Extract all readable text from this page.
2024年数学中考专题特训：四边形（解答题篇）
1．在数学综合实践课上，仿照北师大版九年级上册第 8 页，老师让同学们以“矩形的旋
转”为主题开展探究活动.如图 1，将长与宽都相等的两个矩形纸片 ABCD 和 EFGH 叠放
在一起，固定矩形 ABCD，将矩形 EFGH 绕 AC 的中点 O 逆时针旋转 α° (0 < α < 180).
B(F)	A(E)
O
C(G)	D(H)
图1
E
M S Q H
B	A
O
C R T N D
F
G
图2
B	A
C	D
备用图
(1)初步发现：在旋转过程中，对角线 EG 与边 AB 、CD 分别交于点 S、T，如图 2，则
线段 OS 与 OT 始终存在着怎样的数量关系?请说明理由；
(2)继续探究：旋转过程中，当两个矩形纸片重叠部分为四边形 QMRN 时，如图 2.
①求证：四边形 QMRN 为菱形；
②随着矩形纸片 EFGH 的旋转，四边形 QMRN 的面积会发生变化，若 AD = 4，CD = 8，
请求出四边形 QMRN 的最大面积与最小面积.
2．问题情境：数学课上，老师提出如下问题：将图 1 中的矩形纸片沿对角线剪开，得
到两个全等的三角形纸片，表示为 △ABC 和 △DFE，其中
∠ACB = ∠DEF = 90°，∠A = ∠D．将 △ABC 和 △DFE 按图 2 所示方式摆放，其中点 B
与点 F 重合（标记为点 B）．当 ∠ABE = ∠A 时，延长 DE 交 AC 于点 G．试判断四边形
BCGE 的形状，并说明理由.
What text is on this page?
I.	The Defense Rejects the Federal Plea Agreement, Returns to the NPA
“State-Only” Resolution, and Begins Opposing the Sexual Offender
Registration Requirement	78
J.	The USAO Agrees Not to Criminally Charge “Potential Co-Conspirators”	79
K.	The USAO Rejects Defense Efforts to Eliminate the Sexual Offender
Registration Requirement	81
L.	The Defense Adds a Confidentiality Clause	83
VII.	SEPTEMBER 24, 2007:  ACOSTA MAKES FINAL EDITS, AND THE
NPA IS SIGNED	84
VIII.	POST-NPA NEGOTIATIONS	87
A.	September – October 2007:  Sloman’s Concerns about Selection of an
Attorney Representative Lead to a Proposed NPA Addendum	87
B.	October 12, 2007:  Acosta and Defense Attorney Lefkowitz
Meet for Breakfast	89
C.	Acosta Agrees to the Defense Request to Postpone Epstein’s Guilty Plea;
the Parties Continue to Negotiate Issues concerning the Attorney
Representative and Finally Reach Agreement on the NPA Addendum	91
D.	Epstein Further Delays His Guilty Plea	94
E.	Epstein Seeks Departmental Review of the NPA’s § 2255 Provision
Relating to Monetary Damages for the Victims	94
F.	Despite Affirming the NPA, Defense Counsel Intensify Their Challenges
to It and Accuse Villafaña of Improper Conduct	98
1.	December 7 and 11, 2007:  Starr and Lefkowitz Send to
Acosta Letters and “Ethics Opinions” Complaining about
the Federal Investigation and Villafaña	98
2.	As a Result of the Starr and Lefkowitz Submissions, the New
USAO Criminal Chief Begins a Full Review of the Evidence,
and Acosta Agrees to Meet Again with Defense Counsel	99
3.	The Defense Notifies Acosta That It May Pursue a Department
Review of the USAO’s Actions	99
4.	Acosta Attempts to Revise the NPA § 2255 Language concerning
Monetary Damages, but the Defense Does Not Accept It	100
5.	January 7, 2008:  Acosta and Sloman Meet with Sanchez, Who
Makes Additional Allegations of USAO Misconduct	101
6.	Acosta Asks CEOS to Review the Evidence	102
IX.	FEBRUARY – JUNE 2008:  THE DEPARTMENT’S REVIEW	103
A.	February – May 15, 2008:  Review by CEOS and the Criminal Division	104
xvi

**Work to be completed:**
Look over the listing above. Pick out and copy every line that includes "Villafaña".

**Completed exercise:**
to It and Accuse Villafaña of Improper Conduct	98
the Federal Investigation and Villafaña	98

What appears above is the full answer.